AIM: Each of the entries should be retyped precisely as it appears.
[Start of INPUT ROWS]
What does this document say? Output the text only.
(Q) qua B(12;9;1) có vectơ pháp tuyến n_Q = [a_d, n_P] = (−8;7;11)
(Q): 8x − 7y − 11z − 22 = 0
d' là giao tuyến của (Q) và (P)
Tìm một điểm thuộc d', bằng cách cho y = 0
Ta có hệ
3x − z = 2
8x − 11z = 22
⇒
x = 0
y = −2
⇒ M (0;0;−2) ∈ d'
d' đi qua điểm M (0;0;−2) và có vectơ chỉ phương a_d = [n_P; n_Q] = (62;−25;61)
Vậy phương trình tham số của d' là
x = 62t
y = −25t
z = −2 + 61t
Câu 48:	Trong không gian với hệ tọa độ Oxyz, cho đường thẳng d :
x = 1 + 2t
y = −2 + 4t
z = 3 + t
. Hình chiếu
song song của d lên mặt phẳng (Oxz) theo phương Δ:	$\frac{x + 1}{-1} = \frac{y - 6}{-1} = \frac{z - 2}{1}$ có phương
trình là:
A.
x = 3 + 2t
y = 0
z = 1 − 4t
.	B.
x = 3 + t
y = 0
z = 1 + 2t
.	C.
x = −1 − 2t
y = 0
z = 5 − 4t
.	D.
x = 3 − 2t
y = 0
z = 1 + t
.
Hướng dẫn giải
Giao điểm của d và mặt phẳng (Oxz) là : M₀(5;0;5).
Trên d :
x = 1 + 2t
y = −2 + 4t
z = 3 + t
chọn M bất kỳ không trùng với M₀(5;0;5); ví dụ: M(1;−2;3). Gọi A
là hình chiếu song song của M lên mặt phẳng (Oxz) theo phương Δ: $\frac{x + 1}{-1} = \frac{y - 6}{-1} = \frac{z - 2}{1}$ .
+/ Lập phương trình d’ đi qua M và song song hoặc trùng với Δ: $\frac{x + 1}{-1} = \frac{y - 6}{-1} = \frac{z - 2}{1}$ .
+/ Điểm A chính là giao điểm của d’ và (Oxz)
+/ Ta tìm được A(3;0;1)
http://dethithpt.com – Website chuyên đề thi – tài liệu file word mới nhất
[End of INPUT ROWS]
TASK ANSWER:
What does this document say? Output the text only.
(Q) qua B(12;9;1) có vectơ pháp tuyến n_Q = [a_d, n_P] = (−8;7;11)
(Q): 8x − 7y − 11z − 22 = 0
d' là giao tuyến của (Q) và (P)
Tìm một điểm thuộc d', bằng cách cho y = 0
Ta có hệ
3x − z = 2
8x − 11z = 22
⇒
x = 0
y = −2
⇒ M (0;0;−2) ∈ d'
d' đi qua điểm M (0;0;−2) và có vectơ chỉ phương a_d = [n_P; n_Q] = (62;−25;61)
Vậy phương trình tham số của d' là
x = 62t
y = −25t
z = −2 + 61t
Câu 48:	Trong không gian với hệ tọa độ Oxyz, cho đường thẳng d :
x = 1 + 2t
y = −2 + 4t
z = 3 + t
. Hình chiếu
song song của d lên mặt phẳng (Oxz) theo phương Δ:	$\frac{x + 1}{-1} = \frac{y - 6}{-1} = \frac{z - 2}{1}$ có phương
trình là:
A.
x = 3 + 2t
y = 0
z = 1 − 4t
.	B.
x = 3 + t
y = 0
z = 1 + 2t
.	C.
x = −1 − 2t
y = 0
z = 5 − 4t
.	D.
x = 3 − 2t
y = 0
z = 1 + t
.
Hướng dẫn giải
Giao điểm của d và mặt phẳng (Oxz) là : M₀(5;0;5).
Trên d :
x = 1 + 2t
y = −2 + 4t
z = 3 + t
chọn M bất kỳ không trùng với M₀(5;0;5); ví dụ: M(1;−2;3). Gọi A
là hình chiếu song song của M lên mặt phẳng (Oxz) theo phương Δ: $\frac{x + 1}{-1} = \frac{y - 6}{-1} = \frac{z - 2}{1}$ .
+/ Lập phương trình d’ đi qua M và song song hoặc trùng với Δ: $\frac{x + 1}{-1} = \frac{y - 6}{-1} = \frac{z - 2}{1}$ .
+/ Điểm A chính là giao điểm của d’ và (Oxz)
+/ Ta tìm được A(3;0;1)
http://dethithpt.com – Website chuyên đề thi – tài liệu file word mới nhất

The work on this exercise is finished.